Requirements>
Please repeat all of the listing exactly.

Some records

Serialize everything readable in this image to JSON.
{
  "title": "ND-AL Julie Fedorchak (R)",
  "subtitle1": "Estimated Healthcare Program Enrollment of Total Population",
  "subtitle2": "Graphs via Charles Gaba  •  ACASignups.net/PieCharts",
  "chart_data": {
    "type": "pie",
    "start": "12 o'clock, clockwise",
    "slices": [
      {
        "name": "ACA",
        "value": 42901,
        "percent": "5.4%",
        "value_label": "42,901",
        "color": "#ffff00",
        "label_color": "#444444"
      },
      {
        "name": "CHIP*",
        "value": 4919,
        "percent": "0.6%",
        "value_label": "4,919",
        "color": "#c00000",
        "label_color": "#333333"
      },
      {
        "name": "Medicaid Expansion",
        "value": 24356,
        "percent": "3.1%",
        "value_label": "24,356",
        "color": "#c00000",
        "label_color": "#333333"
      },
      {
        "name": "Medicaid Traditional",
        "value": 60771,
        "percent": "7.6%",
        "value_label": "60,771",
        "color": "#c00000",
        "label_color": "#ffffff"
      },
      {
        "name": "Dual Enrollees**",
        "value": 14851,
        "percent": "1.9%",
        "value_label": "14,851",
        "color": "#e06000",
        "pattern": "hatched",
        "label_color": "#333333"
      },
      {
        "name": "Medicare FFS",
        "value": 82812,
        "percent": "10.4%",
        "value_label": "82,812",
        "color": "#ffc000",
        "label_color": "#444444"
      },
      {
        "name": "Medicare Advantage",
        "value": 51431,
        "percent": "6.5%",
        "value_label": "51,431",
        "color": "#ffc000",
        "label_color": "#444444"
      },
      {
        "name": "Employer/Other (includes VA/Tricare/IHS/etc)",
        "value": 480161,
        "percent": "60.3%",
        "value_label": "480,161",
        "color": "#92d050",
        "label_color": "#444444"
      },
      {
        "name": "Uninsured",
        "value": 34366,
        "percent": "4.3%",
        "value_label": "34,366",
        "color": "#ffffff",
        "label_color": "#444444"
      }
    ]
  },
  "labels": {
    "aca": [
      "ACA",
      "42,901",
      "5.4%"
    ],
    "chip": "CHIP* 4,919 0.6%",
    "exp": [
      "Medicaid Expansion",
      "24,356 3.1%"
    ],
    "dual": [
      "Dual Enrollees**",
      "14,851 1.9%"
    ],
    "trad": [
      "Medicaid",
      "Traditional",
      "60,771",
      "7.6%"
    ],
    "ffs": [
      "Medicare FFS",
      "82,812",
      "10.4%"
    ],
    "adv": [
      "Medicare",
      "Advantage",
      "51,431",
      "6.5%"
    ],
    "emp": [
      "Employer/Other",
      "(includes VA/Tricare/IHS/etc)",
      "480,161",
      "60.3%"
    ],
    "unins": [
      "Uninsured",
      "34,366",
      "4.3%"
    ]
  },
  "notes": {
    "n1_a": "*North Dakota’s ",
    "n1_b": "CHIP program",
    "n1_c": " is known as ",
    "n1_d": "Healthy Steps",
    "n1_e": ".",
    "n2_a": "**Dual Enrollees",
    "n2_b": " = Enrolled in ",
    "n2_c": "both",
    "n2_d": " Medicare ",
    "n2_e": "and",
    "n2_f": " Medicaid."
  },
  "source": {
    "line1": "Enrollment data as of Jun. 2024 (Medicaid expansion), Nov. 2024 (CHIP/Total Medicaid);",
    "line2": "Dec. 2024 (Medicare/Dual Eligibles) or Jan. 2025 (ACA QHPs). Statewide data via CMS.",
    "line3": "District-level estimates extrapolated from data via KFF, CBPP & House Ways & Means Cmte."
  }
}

Result for this exercise>
Serialize everything readable in this image to JSON.
{
  "title": "ND-AL Julie Fedorchak (R)",
  "subtitle1": "Estimated Healthcare Program Enrollment of Total Population",
  "subtitle2": "Graphs via Charles Gaba  •  ACASignups.net/PieCharts",
  "chart_data": {
    "type": "pie",
    "start": "12 o'clock, clockwise",
    "slices": [
      {
        "name": "ACA",
        "value": 42901,
        "percent": "5.4%",
        "value_label": "42,901",
        "color": "#ffff00",
        "label_color": "#444444"
      },
      {
        "name": "CHIP*",
        "value": 4919,
        "percent": "0.6%",
        "value_label": "4,919",
        "color": "#c00000",
        "label_color": "#333333"
      },
      {
        "name": "Medicaid Expansion",
        "value": 24356,
        "percent": "3.1%",
        "value_label": "24,356",
        "color": "#c00000",
        "label_color": "#333333"
      },
      {
        "name": "Medicaid Traditional",
        "value": 60771,
        "percent": "7.6%",
        "value_label": "60,771",
        "color": "#c00000",
        "label_color": "#ffffff"
      },
      {
        "name": "Dual Enrollees**",
        "value": 14851,
        "percent": "1.9%",
        "value_label": "14,851",
        "color": "#e06000",
        "pattern": "hatched",
        "label_color": "#333333"
      },
      {
        "name": "Medicare FFS",
        "value": 82812,
        "percent": "10.4%",
        "value_label": "82,812",
        "color": "#ffc000",
        "label_color": "#444444"
      },
      {
        "name": "Medicare Advantage",
        "value": 51431,
        "percent": "6.5%",
        "value_label": "51,431",
        "color": "#ffc000",
        "label_color": "#444444"
      },
      {
        "name": "Employer/Other (includes VA/Tricare/IHS/etc)",
        "value": 480161,
        "percent": "60.3%",
        "value_label": "480,161",
        "color": "#92d050",
        "label_color": "#444444"
      },
      {
        "name": "Uninsured",
        "value": 34366,
        "percent": "4.3%",
        "value_label": "34,366",
        "color": "#ffffff",
        "label_color": "#444444"
      }
    ]
  },
  "labels": {
    "aca": [
      "ACA",
      "42,901",
      "5.4%"
    ],
    "chip": "CHIP* 4,919 0.6%",
    "exp": [
      "Medicaid Expansion",
      "24,356 3.1%"
    ],
    "dual": [
      "Dual Enrollees**",
      "14,851 1.9%"
    ],
    "trad": [
      "Medicaid",
      "Traditional",
      "60,771",
      "7.6%"
    ],
    "ffs": [
      "Medicare FFS",
      "82,812",
      "10.4%"
    ],
    "adv": [
      "Medicare",
      "Advantage",
      "51,431",
      "6.5%"
    ],
    "emp": [
      "Employer/Other",
      "(includes VA/Tricare/IHS/etc)",
      "480,161",
      "60.3%"
    ],
    "unins": [
      "Uninsured",
      "34,366",
      "4.3%"
    ]
  },
  "notes": {
    "n1_a": "*North Dakota’s ",
    "n1_b": "CHIP program",
    "n1_c": " is known as ",
    "n1_d": "Healthy Steps",
    "n1_e": ".",
    "n2_a": "**Dual Enrollees",
    "n2_b": " = Enrolled in ",
    "n2_c": "both",
    "n2_d": " Medicare ",
    "n2_e": "and",
    "n2_f": " Medicaid."
  },
  "source": {
    "line1": "Enrollment data as of Jun. 2024 (Medicaid expansion), Nov. 2024 (CHIP/Total Medicaid);",
    "line2": "Dec. 2024 (Medicare/Dual Eligibles) or Jan. 2025 (ACA QHPs). Statewide data via CMS.",
    "line3": "District-level estimates extrapolated from data via KFF, CBPP & House Ways & Means Cmte."
  }
}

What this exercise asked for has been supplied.